──────── Raw data ────────

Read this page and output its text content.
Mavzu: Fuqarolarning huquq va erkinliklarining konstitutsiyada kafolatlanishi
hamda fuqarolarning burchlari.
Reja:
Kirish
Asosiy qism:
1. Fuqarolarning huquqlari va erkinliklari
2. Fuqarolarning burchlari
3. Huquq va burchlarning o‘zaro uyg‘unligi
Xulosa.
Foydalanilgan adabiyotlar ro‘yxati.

────────

=== Problem details ===
From the preceding material, extract every line exactly.

=== Response ===
Read this page and output its text content.
Mavzu: Fuqarolarning huquq va erkinliklarining konstitutsiyada kafolatlanishi
hamda fuqarolarning burchlari.
Reja:
Kirish
Asosiy qism:
1. Fuqarolarning huquqlari va erkinliklari
2. Fuqarolarning burchlari
3. Huquq va burchlarning o‘zaro uyg‘unligi
Xulosa.
Foydalanilgan adabiyotlar ro‘yxati.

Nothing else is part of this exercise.